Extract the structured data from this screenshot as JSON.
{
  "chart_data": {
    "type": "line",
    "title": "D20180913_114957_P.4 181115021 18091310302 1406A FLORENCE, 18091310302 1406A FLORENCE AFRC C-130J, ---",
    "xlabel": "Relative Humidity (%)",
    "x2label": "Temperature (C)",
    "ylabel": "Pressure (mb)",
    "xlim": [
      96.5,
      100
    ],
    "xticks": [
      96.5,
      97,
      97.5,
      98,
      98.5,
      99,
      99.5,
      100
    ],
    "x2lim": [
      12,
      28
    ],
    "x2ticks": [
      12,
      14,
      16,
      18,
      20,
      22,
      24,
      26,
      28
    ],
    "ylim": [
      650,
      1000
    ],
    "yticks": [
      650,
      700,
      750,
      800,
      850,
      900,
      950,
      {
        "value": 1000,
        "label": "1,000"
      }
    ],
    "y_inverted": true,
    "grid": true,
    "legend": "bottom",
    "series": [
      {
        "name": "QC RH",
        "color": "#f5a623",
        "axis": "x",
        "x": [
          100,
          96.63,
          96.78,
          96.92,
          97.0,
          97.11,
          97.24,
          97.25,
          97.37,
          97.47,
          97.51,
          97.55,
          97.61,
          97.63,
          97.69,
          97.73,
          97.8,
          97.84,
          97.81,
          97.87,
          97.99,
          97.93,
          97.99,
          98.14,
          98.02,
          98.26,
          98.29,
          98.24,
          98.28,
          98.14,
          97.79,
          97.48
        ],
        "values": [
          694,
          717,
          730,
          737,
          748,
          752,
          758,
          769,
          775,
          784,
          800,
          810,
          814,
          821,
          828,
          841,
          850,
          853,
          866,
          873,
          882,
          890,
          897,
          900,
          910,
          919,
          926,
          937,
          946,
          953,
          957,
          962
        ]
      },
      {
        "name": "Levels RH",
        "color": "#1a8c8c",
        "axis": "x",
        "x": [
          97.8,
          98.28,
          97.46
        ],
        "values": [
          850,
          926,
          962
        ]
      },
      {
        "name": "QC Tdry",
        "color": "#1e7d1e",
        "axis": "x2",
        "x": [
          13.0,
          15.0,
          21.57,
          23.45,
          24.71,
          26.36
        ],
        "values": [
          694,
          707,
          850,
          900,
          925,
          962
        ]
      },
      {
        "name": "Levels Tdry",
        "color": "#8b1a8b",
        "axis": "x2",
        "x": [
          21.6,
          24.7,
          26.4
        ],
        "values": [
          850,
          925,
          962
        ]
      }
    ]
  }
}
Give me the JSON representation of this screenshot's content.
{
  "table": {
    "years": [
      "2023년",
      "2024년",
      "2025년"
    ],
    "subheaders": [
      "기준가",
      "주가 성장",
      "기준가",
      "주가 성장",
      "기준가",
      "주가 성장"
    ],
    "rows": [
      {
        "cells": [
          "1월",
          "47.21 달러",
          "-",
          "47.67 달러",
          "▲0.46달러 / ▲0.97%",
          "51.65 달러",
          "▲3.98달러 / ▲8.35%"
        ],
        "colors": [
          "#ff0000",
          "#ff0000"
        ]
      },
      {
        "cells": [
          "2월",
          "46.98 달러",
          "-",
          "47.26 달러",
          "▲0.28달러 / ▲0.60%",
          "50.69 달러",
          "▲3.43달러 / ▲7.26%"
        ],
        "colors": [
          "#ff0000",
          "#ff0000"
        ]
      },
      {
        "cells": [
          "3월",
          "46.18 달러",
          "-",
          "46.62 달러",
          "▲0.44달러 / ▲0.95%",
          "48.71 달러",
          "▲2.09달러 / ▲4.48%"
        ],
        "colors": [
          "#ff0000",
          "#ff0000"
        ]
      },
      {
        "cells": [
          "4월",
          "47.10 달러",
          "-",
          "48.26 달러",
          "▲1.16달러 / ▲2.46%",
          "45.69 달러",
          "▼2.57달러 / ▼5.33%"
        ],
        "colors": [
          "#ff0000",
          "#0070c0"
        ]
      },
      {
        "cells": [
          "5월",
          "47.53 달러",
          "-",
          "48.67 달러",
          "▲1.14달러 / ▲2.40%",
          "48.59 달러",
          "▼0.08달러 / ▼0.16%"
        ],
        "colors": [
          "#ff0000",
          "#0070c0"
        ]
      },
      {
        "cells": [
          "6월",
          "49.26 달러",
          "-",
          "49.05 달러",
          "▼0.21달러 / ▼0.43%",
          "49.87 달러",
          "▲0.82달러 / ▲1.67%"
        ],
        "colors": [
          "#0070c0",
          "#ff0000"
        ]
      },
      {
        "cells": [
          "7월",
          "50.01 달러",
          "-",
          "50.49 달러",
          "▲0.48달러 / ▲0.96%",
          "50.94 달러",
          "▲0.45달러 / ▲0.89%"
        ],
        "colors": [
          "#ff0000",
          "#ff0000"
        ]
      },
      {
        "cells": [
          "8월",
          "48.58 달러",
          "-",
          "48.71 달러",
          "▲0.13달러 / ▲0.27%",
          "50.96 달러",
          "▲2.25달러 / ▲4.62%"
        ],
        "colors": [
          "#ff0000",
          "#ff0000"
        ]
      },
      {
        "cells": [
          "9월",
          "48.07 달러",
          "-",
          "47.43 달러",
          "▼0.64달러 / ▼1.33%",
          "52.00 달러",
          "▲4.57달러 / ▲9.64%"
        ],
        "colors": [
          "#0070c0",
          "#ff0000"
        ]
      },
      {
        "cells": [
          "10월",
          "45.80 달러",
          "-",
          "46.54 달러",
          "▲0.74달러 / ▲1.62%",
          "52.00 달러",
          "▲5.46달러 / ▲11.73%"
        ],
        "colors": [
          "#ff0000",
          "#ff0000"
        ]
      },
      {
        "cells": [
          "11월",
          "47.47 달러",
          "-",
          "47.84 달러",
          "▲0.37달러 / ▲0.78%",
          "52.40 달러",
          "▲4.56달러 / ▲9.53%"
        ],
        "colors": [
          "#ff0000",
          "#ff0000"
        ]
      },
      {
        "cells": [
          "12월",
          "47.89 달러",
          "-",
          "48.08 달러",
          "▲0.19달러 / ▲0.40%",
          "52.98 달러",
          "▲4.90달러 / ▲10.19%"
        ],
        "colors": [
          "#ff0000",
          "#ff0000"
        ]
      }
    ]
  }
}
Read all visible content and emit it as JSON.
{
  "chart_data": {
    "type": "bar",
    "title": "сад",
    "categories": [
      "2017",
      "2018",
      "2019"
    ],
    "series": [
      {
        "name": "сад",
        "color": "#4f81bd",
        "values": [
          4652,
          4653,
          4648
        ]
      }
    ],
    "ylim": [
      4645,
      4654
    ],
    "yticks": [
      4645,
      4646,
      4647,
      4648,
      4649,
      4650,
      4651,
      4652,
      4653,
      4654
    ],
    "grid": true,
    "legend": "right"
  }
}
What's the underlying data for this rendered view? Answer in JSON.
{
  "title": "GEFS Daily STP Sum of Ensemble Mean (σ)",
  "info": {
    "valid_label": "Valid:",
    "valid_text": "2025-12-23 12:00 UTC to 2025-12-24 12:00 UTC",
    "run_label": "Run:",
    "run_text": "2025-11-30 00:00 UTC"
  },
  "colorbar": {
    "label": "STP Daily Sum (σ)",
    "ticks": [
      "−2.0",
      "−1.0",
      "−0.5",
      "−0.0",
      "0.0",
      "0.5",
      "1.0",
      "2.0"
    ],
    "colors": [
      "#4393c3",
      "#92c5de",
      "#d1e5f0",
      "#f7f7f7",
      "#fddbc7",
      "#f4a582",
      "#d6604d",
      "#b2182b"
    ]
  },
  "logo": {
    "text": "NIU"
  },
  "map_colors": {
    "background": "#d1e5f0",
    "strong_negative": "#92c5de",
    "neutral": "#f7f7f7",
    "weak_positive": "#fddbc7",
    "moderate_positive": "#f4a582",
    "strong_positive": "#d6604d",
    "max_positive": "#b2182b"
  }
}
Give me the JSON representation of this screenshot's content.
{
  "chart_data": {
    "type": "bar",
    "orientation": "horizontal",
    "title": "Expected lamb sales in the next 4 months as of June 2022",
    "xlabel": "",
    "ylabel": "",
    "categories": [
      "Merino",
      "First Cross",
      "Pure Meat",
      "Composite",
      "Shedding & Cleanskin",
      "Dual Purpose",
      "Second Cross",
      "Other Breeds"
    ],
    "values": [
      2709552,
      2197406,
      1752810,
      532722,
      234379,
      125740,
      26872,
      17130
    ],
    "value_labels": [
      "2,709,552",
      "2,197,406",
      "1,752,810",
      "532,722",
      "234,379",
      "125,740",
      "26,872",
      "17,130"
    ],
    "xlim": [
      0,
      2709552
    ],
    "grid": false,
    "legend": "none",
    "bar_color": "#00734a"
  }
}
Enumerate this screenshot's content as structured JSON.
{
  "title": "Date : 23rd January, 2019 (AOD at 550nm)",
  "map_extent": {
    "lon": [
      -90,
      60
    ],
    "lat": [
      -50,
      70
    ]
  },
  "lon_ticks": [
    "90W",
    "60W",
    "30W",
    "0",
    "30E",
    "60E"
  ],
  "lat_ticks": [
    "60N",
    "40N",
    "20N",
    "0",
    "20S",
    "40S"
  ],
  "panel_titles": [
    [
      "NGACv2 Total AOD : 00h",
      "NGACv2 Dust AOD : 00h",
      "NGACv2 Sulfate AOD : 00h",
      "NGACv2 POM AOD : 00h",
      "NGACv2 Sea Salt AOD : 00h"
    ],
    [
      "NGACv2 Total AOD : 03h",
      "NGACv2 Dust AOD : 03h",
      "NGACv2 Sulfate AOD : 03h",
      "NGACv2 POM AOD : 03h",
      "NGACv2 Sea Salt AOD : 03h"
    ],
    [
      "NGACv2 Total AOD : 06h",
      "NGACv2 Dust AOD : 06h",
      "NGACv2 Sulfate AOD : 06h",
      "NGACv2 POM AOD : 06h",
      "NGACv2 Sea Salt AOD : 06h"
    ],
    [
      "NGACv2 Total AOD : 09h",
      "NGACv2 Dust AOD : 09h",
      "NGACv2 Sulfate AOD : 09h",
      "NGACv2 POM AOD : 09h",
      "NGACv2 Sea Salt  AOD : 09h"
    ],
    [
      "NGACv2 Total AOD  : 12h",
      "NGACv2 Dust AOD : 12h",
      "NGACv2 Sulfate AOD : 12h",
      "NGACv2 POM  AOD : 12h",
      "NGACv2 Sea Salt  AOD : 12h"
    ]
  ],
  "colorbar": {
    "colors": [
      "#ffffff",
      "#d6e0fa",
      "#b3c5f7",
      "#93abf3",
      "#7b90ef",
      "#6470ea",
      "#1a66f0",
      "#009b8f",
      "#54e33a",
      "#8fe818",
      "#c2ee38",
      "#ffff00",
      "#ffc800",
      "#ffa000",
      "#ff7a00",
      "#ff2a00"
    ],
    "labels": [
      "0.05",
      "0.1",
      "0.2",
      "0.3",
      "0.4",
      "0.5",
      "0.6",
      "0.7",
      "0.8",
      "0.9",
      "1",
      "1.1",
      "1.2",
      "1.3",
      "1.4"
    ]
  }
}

** Short exercise **
Lines that hold the word "structured" are the ones to return, every one of them.

** Worked answer **
Extract the structured data from this screenshot as JSON.
Enumerate this screenshot's content as structured JSON.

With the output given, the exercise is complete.